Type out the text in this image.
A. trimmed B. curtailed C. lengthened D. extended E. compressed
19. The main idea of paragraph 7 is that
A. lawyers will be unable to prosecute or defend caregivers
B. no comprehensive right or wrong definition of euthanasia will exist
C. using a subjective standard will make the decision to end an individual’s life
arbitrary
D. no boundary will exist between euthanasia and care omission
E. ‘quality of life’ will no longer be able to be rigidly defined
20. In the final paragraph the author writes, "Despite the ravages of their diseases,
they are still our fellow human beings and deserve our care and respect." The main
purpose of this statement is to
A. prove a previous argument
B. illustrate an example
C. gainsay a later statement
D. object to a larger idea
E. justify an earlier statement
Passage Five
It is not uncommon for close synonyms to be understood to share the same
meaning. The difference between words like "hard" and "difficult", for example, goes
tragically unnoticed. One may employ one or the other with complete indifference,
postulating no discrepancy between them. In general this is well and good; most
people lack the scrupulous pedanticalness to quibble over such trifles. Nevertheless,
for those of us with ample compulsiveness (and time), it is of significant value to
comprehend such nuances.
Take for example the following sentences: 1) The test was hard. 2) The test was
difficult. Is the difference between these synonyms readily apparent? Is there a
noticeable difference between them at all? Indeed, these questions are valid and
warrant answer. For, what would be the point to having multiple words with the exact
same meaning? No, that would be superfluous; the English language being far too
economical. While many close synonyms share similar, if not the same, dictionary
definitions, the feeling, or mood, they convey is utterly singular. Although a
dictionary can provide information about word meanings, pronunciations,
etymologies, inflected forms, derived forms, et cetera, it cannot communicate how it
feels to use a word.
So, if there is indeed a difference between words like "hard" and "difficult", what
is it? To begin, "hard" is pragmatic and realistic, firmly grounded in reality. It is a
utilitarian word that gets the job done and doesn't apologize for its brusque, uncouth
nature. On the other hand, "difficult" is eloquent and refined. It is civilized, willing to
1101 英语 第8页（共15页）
○ ○ ○ ○
Search the records above for "exist". Copy each line where it is found.

B. no comprehensive right or wrong definition of euthanasia will exist
D. no boundary will exist between euthanasia and care omission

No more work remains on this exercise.